◆ To do: In the entries that follow, how many lines contain the word "type"? Answer with the number only.

===

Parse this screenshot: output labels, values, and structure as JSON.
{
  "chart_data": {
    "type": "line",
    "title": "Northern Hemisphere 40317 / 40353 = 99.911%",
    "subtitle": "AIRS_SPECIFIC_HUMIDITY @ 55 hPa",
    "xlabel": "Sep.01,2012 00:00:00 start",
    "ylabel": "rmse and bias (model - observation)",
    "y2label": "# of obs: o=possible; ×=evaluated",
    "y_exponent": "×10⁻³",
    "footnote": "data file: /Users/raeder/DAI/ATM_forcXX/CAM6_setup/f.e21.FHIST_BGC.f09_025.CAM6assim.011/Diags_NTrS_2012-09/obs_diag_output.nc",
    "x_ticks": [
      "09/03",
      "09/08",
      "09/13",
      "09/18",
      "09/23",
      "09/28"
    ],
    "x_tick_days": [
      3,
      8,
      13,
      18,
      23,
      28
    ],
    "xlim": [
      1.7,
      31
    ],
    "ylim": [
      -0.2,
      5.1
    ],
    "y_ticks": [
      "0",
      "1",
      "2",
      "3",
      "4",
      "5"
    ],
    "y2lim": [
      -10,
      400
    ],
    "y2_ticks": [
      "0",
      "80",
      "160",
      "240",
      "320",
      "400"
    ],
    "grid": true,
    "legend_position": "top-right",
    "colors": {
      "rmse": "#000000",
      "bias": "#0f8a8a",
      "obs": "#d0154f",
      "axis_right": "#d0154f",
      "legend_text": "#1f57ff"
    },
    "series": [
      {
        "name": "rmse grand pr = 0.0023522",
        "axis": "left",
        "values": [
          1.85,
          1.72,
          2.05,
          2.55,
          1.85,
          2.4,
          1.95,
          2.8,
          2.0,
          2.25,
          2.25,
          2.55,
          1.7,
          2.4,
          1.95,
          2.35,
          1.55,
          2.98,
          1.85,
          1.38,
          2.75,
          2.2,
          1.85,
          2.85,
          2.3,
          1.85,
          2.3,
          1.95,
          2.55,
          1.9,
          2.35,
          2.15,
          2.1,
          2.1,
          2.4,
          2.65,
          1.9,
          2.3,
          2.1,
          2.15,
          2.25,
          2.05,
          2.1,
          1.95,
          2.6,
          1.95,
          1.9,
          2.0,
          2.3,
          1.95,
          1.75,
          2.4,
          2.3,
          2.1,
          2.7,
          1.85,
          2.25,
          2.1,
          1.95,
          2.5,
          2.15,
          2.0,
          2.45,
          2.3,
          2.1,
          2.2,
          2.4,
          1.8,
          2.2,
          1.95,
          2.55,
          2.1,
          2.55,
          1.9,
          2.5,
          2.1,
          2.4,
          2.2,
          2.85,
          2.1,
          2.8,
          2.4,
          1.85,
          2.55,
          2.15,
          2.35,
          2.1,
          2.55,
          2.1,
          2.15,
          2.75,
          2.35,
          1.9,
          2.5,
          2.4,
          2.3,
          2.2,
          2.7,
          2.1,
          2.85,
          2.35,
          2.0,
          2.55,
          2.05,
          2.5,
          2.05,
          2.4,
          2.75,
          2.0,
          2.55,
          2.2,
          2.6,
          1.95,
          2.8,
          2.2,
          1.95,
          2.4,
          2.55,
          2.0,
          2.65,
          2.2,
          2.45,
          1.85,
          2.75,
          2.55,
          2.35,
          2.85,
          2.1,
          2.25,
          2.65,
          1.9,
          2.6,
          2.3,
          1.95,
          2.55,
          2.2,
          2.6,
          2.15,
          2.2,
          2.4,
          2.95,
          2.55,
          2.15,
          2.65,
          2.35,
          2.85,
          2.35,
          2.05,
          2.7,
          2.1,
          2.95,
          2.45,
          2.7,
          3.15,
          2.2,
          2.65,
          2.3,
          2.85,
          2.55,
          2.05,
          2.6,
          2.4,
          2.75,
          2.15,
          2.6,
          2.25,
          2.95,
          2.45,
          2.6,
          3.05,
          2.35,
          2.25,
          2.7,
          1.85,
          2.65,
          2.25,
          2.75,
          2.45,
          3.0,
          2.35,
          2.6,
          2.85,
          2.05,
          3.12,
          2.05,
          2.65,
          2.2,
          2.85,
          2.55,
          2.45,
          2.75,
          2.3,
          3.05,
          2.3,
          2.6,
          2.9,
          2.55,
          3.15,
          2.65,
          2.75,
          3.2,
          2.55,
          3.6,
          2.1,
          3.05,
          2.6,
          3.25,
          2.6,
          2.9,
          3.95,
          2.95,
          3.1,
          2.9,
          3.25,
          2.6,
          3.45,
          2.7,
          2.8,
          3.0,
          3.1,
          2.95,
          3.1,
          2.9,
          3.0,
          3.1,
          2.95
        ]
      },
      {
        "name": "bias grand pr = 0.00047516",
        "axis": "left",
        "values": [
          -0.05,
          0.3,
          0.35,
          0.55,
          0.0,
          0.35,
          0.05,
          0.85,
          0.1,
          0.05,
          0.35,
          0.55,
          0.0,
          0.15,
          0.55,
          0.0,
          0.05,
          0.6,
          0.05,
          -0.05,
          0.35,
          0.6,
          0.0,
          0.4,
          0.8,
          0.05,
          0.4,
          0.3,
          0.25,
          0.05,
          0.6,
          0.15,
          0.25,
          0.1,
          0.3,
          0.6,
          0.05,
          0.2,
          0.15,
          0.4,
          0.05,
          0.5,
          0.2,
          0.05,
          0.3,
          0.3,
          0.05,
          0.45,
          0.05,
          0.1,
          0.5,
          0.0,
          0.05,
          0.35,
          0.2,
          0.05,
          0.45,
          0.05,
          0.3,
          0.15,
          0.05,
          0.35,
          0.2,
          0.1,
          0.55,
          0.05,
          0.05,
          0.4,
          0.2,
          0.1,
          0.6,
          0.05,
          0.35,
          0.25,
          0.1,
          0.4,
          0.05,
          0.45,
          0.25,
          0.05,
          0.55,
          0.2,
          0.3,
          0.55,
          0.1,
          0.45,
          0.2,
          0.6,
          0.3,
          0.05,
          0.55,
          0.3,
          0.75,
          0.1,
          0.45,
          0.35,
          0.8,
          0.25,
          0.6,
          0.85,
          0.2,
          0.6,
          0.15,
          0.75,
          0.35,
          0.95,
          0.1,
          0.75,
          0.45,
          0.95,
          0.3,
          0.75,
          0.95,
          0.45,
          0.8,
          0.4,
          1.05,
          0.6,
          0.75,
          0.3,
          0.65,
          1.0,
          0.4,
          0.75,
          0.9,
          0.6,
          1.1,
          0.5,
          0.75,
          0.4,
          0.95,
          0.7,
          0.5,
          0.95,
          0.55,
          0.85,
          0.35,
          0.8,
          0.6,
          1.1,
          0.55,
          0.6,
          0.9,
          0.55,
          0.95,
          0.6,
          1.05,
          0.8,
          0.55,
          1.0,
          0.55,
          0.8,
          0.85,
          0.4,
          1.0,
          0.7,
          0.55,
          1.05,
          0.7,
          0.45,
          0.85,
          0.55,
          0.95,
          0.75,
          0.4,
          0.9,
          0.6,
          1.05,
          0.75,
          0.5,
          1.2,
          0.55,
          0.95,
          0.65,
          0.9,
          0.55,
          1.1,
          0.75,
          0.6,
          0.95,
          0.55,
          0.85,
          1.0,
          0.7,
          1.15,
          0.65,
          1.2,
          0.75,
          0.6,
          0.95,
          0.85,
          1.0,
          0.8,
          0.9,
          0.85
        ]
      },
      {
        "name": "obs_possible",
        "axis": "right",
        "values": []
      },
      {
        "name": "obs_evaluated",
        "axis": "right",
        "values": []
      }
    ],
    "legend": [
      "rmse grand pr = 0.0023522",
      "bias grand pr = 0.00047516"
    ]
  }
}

===

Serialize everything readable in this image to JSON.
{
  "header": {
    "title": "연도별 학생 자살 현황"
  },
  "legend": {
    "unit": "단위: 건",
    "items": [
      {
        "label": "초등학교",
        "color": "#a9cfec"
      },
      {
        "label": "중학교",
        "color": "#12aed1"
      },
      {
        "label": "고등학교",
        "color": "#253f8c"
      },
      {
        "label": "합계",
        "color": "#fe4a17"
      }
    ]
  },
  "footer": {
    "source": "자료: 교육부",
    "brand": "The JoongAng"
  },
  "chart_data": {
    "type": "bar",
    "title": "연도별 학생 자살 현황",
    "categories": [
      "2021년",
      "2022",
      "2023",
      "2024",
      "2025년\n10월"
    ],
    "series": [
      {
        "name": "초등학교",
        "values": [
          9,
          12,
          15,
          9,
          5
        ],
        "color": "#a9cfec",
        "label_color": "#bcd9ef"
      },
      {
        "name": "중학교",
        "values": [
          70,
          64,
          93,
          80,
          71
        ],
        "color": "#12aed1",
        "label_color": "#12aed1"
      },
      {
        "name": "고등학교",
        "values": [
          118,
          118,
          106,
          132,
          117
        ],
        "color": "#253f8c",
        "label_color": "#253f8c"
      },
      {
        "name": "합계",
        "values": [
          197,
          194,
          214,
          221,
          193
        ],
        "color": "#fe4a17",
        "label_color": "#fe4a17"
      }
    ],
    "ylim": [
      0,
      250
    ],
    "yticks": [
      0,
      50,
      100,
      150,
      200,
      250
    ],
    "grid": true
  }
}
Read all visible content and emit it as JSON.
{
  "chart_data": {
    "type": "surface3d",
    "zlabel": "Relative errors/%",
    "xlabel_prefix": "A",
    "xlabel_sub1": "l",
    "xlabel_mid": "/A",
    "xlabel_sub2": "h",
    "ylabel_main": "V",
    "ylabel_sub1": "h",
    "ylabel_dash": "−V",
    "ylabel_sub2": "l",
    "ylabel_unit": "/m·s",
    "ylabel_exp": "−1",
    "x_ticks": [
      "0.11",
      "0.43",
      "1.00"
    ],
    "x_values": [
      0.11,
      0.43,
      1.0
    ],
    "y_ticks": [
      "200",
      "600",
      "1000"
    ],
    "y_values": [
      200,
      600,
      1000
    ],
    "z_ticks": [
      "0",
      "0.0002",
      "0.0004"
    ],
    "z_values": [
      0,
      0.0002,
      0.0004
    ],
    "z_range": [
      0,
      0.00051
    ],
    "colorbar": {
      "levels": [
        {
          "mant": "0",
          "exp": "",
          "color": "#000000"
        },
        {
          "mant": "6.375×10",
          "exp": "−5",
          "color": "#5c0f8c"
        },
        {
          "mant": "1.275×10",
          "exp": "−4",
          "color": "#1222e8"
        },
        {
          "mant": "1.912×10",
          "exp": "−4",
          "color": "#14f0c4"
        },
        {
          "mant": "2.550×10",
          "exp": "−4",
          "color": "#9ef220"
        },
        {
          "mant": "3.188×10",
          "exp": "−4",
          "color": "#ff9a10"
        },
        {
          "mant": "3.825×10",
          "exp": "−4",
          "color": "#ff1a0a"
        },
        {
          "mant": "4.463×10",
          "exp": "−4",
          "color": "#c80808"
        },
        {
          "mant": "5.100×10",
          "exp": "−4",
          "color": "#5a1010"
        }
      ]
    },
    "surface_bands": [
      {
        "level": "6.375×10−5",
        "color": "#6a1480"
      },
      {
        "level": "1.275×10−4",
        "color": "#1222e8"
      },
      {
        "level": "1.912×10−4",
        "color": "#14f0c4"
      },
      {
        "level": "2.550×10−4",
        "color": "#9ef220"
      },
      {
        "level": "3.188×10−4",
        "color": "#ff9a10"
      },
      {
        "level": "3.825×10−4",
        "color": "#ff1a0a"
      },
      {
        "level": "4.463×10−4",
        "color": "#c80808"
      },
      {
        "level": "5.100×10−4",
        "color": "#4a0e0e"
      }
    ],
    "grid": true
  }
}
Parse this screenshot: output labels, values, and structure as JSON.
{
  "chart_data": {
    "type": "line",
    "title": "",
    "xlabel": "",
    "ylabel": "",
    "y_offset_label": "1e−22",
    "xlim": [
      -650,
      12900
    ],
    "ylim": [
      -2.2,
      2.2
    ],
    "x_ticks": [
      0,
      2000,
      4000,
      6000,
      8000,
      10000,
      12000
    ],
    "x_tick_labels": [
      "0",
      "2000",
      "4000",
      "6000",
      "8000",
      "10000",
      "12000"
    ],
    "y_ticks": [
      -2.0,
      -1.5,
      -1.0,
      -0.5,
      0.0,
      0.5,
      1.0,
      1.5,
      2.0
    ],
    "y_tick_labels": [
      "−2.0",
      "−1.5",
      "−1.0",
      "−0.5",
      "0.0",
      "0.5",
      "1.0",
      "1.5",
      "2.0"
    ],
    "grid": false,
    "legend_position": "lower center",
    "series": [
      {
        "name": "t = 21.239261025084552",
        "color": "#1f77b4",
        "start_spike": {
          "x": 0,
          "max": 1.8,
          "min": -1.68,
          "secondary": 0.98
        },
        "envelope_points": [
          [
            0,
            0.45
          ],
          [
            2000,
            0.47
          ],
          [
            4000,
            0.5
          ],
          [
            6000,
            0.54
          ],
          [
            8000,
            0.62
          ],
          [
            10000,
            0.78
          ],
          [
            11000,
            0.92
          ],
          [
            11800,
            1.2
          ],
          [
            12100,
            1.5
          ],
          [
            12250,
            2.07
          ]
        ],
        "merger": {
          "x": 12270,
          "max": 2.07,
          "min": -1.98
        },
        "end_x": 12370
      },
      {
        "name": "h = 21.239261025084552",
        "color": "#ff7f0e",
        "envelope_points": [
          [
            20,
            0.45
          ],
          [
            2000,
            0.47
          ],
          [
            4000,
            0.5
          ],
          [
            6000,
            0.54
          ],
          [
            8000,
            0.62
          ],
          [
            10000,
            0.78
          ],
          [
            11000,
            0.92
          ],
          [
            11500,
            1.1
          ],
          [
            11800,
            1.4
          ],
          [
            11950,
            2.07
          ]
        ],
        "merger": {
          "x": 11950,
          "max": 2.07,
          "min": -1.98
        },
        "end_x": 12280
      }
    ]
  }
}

===

◆ Result of the task: 4